[Excerpt from a dataset]
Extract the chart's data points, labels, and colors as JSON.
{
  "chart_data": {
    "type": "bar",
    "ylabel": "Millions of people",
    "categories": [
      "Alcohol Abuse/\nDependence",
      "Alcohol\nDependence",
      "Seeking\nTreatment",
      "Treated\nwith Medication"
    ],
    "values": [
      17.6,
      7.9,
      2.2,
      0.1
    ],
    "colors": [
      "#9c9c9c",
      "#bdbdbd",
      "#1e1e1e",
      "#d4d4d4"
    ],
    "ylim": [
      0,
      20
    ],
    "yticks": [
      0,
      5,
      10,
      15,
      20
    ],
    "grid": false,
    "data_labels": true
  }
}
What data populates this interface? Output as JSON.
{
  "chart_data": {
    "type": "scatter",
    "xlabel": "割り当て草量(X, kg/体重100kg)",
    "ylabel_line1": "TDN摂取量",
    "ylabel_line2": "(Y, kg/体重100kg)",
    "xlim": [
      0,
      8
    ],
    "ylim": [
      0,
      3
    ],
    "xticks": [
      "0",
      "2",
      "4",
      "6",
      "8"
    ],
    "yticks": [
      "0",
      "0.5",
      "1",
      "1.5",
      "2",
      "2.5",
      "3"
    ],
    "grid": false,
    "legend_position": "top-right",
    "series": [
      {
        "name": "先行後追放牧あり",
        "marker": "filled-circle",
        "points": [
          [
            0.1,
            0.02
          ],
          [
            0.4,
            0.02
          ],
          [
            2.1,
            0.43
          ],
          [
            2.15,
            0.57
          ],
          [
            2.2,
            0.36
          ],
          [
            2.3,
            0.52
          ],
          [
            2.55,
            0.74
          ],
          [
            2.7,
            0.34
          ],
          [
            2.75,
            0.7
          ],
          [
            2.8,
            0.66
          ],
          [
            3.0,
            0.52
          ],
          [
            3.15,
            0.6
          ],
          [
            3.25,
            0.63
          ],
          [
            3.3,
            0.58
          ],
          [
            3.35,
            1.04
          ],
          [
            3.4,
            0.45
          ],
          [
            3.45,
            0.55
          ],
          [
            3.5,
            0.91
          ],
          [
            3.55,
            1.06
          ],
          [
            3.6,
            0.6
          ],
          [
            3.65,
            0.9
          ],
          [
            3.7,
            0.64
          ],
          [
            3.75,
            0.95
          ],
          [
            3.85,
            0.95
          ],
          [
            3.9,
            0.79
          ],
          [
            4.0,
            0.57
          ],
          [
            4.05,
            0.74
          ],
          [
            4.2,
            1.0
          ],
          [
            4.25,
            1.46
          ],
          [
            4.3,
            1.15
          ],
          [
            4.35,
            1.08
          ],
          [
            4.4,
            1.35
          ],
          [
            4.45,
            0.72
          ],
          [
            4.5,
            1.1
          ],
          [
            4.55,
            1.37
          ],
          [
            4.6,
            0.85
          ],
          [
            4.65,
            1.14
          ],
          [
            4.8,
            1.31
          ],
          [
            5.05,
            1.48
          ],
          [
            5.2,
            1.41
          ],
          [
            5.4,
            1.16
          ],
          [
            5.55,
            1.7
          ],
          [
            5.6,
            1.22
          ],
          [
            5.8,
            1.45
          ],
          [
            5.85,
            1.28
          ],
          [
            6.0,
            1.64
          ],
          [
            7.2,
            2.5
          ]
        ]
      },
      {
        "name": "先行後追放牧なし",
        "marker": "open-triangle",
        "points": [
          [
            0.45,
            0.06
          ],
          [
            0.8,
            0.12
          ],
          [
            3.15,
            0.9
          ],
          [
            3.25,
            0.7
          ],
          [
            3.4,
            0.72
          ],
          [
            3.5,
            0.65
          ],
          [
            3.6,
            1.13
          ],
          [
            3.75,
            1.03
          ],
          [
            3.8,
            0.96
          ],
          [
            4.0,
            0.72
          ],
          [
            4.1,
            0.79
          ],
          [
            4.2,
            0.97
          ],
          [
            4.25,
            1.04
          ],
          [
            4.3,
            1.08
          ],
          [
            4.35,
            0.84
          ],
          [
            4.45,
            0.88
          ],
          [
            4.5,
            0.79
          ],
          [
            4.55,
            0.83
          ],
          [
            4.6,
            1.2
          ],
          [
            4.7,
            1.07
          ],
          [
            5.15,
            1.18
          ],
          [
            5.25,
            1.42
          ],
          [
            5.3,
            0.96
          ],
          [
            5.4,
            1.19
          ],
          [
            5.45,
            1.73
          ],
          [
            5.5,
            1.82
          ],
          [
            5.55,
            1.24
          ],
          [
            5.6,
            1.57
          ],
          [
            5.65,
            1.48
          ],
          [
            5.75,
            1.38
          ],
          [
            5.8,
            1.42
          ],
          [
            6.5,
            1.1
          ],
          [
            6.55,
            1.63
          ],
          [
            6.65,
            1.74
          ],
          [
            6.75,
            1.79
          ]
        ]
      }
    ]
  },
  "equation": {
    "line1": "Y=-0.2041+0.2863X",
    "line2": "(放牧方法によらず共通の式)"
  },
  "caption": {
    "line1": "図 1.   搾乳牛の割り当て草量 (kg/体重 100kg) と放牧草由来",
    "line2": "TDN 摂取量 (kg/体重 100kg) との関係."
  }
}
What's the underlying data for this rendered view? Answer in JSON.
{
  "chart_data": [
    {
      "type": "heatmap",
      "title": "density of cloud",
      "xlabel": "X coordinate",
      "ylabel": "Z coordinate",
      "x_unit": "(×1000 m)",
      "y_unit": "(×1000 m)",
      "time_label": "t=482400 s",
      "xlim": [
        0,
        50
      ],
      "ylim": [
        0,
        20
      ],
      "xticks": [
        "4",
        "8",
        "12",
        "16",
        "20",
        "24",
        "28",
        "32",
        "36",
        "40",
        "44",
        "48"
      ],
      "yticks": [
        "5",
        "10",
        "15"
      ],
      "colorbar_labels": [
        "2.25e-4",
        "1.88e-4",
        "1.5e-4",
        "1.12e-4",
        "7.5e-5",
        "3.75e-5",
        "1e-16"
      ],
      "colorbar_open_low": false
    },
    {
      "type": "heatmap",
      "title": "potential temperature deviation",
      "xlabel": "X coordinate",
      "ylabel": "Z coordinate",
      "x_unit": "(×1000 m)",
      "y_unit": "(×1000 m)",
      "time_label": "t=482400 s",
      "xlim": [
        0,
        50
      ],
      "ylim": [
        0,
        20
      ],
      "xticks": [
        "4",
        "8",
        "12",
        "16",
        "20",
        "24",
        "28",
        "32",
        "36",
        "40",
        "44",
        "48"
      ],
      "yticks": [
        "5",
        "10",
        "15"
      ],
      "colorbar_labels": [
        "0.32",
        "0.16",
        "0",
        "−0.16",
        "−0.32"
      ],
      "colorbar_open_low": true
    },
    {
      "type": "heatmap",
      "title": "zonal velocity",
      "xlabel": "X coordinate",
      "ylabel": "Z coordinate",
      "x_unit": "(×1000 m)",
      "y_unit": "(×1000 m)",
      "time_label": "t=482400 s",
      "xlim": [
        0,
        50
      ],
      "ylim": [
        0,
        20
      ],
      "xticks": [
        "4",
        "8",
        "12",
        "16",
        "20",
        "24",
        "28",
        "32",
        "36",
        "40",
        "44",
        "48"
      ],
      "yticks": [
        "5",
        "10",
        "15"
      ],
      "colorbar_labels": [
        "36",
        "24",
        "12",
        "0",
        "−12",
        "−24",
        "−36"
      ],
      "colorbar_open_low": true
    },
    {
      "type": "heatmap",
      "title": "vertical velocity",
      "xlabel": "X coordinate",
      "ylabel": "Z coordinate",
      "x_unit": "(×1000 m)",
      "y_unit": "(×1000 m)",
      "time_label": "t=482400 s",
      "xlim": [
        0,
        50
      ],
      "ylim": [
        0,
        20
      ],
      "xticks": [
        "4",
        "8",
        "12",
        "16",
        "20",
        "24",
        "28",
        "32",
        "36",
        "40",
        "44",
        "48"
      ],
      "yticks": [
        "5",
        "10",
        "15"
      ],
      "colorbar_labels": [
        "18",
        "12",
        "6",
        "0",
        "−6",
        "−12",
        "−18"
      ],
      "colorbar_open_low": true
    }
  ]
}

▸ **Set task**:
Show each line in the entries that holds the string "Alcohol".

▸ **Output for this exercise**:
      "Alcohol Abuse/\nDependence",
      "Alcohol\nDependence",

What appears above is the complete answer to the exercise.